◆ **Records excerpted from a collection**
▽
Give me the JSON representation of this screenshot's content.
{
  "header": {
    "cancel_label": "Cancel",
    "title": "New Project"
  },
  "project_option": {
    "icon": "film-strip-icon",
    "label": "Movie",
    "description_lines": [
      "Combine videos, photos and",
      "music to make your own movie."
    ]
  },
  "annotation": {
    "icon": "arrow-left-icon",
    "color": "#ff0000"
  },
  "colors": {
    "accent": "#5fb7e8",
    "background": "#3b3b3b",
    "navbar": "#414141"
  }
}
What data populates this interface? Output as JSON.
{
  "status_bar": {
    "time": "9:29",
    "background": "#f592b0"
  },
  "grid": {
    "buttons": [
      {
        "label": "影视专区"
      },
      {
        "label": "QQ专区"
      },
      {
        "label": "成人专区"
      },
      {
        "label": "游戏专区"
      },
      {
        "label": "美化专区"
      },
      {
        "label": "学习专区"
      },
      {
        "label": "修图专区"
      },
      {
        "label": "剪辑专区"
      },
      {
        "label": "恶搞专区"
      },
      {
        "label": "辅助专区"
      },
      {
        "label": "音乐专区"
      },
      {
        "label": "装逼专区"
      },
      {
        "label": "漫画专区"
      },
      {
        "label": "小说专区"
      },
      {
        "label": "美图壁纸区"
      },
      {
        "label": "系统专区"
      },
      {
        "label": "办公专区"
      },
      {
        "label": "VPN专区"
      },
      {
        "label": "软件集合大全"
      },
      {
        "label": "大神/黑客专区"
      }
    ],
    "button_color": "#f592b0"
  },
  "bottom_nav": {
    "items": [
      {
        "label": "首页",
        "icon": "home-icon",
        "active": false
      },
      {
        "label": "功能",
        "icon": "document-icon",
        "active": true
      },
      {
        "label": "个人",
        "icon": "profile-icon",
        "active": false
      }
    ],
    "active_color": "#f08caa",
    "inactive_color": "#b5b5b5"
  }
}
△
◆ **Exercise**
Output each record exactly, leaving nothing out.

◆ **Answer in full**
Give me the JSON representation of this screenshot's content.
{
  "header": {
    "cancel_label": "Cancel",
    "title": "New Project"
  },
  "project_option": {
    "icon": "film-strip-icon",
    "label": "Movie",
    "description_lines": [
      "Combine videos, photos and",
      "music to make your own movie."
    ]
  },
  "annotation": {
    "icon": "arrow-left-icon",
    "color": "#ff0000"
  },
  "colors": {
    "accent": "#5fb7e8",
    "background": "#3b3b3b",
    "navbar": "#414141"
  }
}
What data populates this interface? Output as JSON.
{
  "status_bar": {
    "time": "9:29",
    "background": "#f592b0"
  },
  "grid": {
    "buttons": [
      {
        "label": "影视专区"
      },
      {
        "label": "QQ专区"
      },
      {
        "label": "成人专区"
      },
      {
        "label": "游戏专区"
      },
      {
        "label": "美化专区"
      },
      {
        "label": "学习专区"
      },
      {
        "label": "修图专区"
      },
      {
        "label": "剪辑专区"
      },
      {
        "label": "恶搞专区"
      },
      {
        "label": "辅助专区"
      },
      {
        "label": "音乐专区"
      },
      {
        "label": "装逼专区"
      },
      {
        "label": "漫画专区"
      },
      {
        "label": "小说专区"
      },
      {
        "label": "美图壁纸区"
      },
      {
        "label": "系统专区"
      },
      {
        "label": "办公专区"
      },
      {
        "label": "VPN专区"
      },
      {
        "label": "软件集合大全"
      },
      {
        "label": "大神/黑客专区"
      }
    ],
    "button_color": "#f592b0"
  },
  "bottom_nav": {
    "items": [
      {
        "label": "首页",
        "icon": "home-icon",
        "active": false
      },
      {
        "label": "功能",
        "icon": "document-icon",
        "active": true
      },
      {
        "label": "个人",
        "icon": "profile-icon",
        "active": false
      }
    ],
    "active_color": "#f08caa",
    "inactive_color": "#b5b5b5"
  }
}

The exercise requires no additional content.